- STORED DATA
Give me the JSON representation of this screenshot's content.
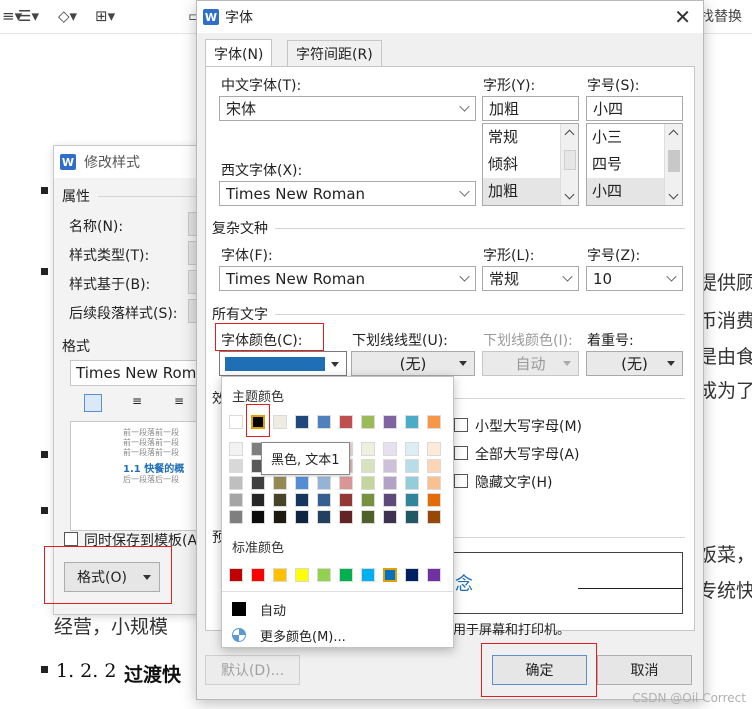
{
  "toolbar": {
    "find_replace": "找替换"
  },
  "document": {
    "frag1": "提供顾",
    "frag2": "币消费",
    "frag3": "是由食",
    "frag4": "成为了",
    "frag5": "饭菜，",
    "frag6": "专统快",
    "line_bottom": "经营，小规模",
    "heading_num": "1. 2. 2",
    "heading_text": "过渡快"
  },
  "style_dialog": {
    "title": "修改样式",
    "properties_label": "属性",
    "name_label": "名称(N):",
    "style_type_label": "样式类型(T):",
    "based_on_label": "样式基于(B):",
    "next_style_label": "后续段落样式(S):",
    "format_label": "格式",
    "font_value": "Times New Roma",
    "preview_lines": [
      "前一段落前一段",
      "前一段落前一段",
      "前一段落前一段"
    ],
    "preview_heading": "1.1 快餐的概",
    "preview_after": "后一段落后一段",
    "save_template": "同时保存到模板(A",
    "format_button": "格式(O)"
  },
  "font_dialog": {
    "title": "字体",
    "close": "✕",
    "tabs": [
      "字体(N)",
      "字符间距(R)"
    ],
    "cn_font_label": "中文字体(T):",
    "cn_font_value": "宋体",
    "western_font_label": "西文字体(X):",
    "western_font_value": "Times New Roman",
    "style_label": "字形(Y):",
    "style_value": "加粗",
    "style_options": [
      "常规",
      "倾斜",
      "加粗"
    ],
    "size_label": "字号(S):",
    "size_value": "小四",
    "size_options": [
      "小三",
      "四号",
      "小四"
    ],
    "complex_section": "复杂文种",
    "complex_font_label": "字体(F):",
    "complex_font_value": "Times New Roman",
    "complex_style_label": "字形(L):",
    "complex_style_value": "常规",
    "complex_size_label": "字号(Z):",
    "complex_size_value": "10",
    "all_text_section": "所有文字",
    "font_color_label": "字体颜色(C):",
    "font_color": "#1f6fb7",
    "underline_type_label": "下划线线型(U):",
    "underline_type_value": "(无)",
    "underline_color_label": "下划线颜色(I):",
    "underline_color_value": "自动",
    "emphasis_label": "着重号:",
    "emphasis_value": "(无)",
    "effects_section": "效",
    "small_caps": "小型大写字母(M)",
    "all_caps": "全部大写字母(A)",
    "hidden": "隐藏文字(H)",
    "preview_section": "预",
    "preview_text": "念",
    "footnote": "用于屏幕和打印机。",
    "default_button": "默认(D)...",
    "ok_button": "确定",
    "cancel_button": "取消"
  },
  "color_picker": {
    "theme_header": "主题颜色",
    "standard_header": "标准颜色",
    "tooltip": "黑色, 文本1",
    "auto_label": "自动",
    "more_label": "更多颜色(M)...",
    "theme_top": [
      "#ffffff",
      "#000000",
      "#eeece1",
      "#1f497d",
      "#4f81bd",
      "#c0504d",
      "#9bbb59",
      "#8064a2",
      "#4bacc6",
      "#f79646"
    ],
    "theme_shades": [
      [
        "#f2f2f2",
        "#7f7f7f",
        "#ddd9c3",
        "#c6d9f0",
        "#dbe5f1",
        "#f2dcdb",
        "#ebf1dd",
        "#e5e0ec",
        "#dbeef3",
        "#fdeada"
      ],
      [
        "#d8d8d8",
        "#595959",
        "#c4bd97",
        "#8db3e2",
        "#b8cce4",
        "#e5b9b7",
        "#d7e3bc",
        "#ccc1d9",
        "#b7dde8",
        "#fbd5b5"
      ],
      [
        "#bfbfbf",
        "#3f3f3f",
        "#938953",
        "#548dd4",
        "#95b3d7",
        "#d99694",
        "#c3d69b",
        "#b2a2c7",
        "#92cddc",
        "#fac08f"
      ],
      [
        "#a5a5a5",
        "#262626",
        "#494429",
        "#17365d",
        "#366092",
        "#953734",
        "#76923c",
        "#5f497a",
        "#31859b",
        "#e36c09"
      ],
      [
        "#7f7f7f",
        "#0c0c0c",
        "#1d1b10",
        "#0f243e",
        "#244061",
        "#632423",
        "#4f6128",
        "#3f3151",
        "#205867",
        "#974806"
      ]
    ],
    "standard": [
      "#c00000",
      "#ff0000",
      "#ffc000",
      "#ffff00",
      "#92d050",
      "#00b050",
      "#00b0f0",
      "#0070c0",
      "#002060",
      "#7030a0"
    ]
  }
}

- THE PROBLEM
Except for the pictures, give all the material above again verbatim.

- THE RESPONSE
Give me the JSON representation of this screenshot's content.
{
  "toolbar": {
    "find_replace": "找替换"
  },
  "document": {
    "frag1": "提供顾",
    "frag2": "币消费",
    "frag3": "是由食",
    "frag4": "成为了",
    "frag5": "饭菜，",
    "frag6": "专统快",
    "line_bottom": "经营，小规模",
    "heading_num": "1. 2. 2",
    "heading_text": "过渡快"
  },
  "style_dialog": {
    "title": "修改样式",
    "properties_label": "属性",
    "name_label": "名称(N):",
    "style_type_label": "样式类型(T):",
    "based_on_label": "样式基于(B):",
    "next_style_label": "后续段落样式(S):",
    "format_label": "格式",
    "font_value": "Times New Roma",
    "preview_lines": [
      "前一段落前一段",
      "前一段落前一段",
      "前一段落前一段"
    ],
    "preview_heading": "1.1 快餐的概",
    "preview_after": "后一段落后一段",
    "save_template": "同时保存到模板(A",
    "format_button": "格式(O)"
  },
  "font_dialog": {
    "title": "字体",
    "close": "✕",
    "tabs": [
      "字体(N)",
      "字符间距(R)"
    ],
    "cn_font_label": "中文字体(T):",
    "cn_font_value": "宋体",
    "western_font_label": "西文字体(X):",
    "western_font_value": "Times New Roman",
    "style_label": "字形(Y):",
    "style_value": "加粗",
    "style_options": [
      "常规",
      "倾斜",
      "加粗"
    ],
    "size_label": "字号(S):",
    "size_value": "小四",
    "size_options": [
      "小三",
      "四号",
      "小四"
    ],
    "complex_section": "复杂文种",
    "complex_font_label": "字体(F):",
    "complex_font_value": "Times New Roman",
    "complex_style_label": "字形(L):",
    "complex_style_value": "常规",
    "complex_size_label": "字号(Z):",
    "complex_size_value": "10",
    "all_text_section": "所有文字",
    "font_color_label": "字体颜色(C):",
    "font_color": "#1f6fb7",
    "underline_type_label": "下划线线型(U):",
    "underline_type_value": "(无)",
    "underline_color_label": "下划线颜色(I):",
    "underline_color_value": "自动",
    "emphasis_label": "着重号:",
    "emphasis_value": "(无)",
    "effects_section": "效",
    "small_caps": "小型大写字母(M)",
    "all_caps": "全部大写字母(A)",
    "hidden": "隐藏文字(H)",
    "preview_section": "预",
    "preview_text": "念",
    "footnote": "用于屏幕和打印机。",
    "default_button": "默认(D)...",
    "ok_button": "确定",
    "cancel_button": "取消"
  },
  "color_picker": {
    "theme_header": "主题颜色",
    "standard_header": "标准颜色",
    "tooltip": "黑色, 文本1",
    "auto_label": "自动",
    "more_label": "更多颜色(M)...",
    "theme_top": [
      "#ffffff",
      "#000000",
      "#eeece1",
      "#1f497d",
      "#4f81bd",
      "#c0504d",
      "#9bbb59",
      "#8064a2",
      "#4bacc6",
      "#f79646"
    ],
    "theme_shades": [
      [
        "#f2f2f2",
        "#7f7f7f",
        "#ddd9c3",
        "#c6d9f0",
        "#dbe5f1",
        "#f2dcdb",
        "#ebf1dd",
        "#e5e0ec",
        "#dbeef3",
        "#fdeada"
      ],
      [
        "#d8d8d8",
        "#595959",
        "#c4bd97",
        "#8db3e2",
        "#b8cce4",
        "#e5b9b7",
        "#d7e3bc",
        "#ccc1d9",
        "#b7dde8",
        "#fbd5b5"
      ],
      [
        "#bfbfbf",
        "#3f3f3f",
        "#938953",
        "#548dd4",
        "#95b3d7",
        "#d99694",
        "#c3d69b",
        "#b2a2c7",
        "#92cddc",
        "#fac08f"
      ],
      [
        "#a5a5a5",
        "#262626",
        "#494429",
        "#17365d",
        "#366092",
        "#953734",
        "#76923c",
        "#5f497a",
        "#31859b",
        "#e36c09"
      ],
      [
        "#7f7f7f",
        "#0c0c0c",
        "#1d1b10",
        "#0f243e",
        "#244061",
        "#632423",
        "#4f6128",
        "#3f3151",
        "#205867",
        "#974806"
      ]
    ],
    "standard": [
      "#c00000",
      "#ff0000",
      "#ffc000",
      "#ffff00",
      "#92d050",
      "#00b050",
      "#00b0f0",
      "#0070c0",
      "#002060",
      "#7030a0"
    ]
  }
}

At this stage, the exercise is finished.